▶ _Exercise goal_
Lines that include the word "kind" are the ones to copy.

* START The data *

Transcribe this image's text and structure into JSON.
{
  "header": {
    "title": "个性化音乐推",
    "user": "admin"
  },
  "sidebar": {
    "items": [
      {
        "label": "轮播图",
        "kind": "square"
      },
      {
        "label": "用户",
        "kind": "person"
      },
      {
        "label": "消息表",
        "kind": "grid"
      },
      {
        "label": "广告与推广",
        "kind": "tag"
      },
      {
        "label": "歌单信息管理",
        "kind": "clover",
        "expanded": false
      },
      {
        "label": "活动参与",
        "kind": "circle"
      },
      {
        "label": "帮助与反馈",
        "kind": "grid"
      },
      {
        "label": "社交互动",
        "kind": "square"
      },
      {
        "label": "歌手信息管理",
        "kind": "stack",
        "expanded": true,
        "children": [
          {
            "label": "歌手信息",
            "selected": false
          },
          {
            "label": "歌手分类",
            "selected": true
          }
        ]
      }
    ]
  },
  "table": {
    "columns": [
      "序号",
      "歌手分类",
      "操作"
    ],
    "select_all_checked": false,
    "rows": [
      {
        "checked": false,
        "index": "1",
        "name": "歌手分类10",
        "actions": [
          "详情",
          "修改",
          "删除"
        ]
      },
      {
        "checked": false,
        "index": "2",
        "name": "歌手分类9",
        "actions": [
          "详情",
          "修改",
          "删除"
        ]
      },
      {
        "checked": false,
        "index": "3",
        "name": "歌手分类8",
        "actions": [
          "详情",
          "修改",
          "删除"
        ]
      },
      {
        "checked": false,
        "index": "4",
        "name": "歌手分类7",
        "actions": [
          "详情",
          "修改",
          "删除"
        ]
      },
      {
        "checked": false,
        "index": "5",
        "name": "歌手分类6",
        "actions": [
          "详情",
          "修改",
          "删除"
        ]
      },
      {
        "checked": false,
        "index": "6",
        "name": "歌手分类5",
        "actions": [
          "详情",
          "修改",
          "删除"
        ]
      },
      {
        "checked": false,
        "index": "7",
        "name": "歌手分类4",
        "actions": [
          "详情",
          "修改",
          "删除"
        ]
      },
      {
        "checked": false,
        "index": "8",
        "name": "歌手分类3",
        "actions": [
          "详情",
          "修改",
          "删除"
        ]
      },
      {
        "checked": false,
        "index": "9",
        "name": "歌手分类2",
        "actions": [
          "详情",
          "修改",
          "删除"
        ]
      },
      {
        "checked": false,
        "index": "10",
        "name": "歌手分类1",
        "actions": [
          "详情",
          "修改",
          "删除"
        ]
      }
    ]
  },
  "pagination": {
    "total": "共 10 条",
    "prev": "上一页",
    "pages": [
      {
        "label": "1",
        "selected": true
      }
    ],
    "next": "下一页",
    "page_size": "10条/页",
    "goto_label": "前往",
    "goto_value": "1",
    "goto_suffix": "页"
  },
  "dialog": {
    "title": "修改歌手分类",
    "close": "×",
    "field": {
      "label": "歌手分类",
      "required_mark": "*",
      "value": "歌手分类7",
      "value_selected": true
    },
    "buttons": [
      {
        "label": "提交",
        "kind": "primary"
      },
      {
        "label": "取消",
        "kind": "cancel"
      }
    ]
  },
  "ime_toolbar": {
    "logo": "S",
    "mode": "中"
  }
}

* END The data *

▶ _Output of the task_
        "kind": "square"
        "kind": "person"
        "kind": "grid"
        "kind": "tag"
        "kind": "clover",
        "kind": "circle"
        "kind": "grid"
        "kind": "square"
        "kind": "stack",
        "kind": "primary"
        "kind": "cancel"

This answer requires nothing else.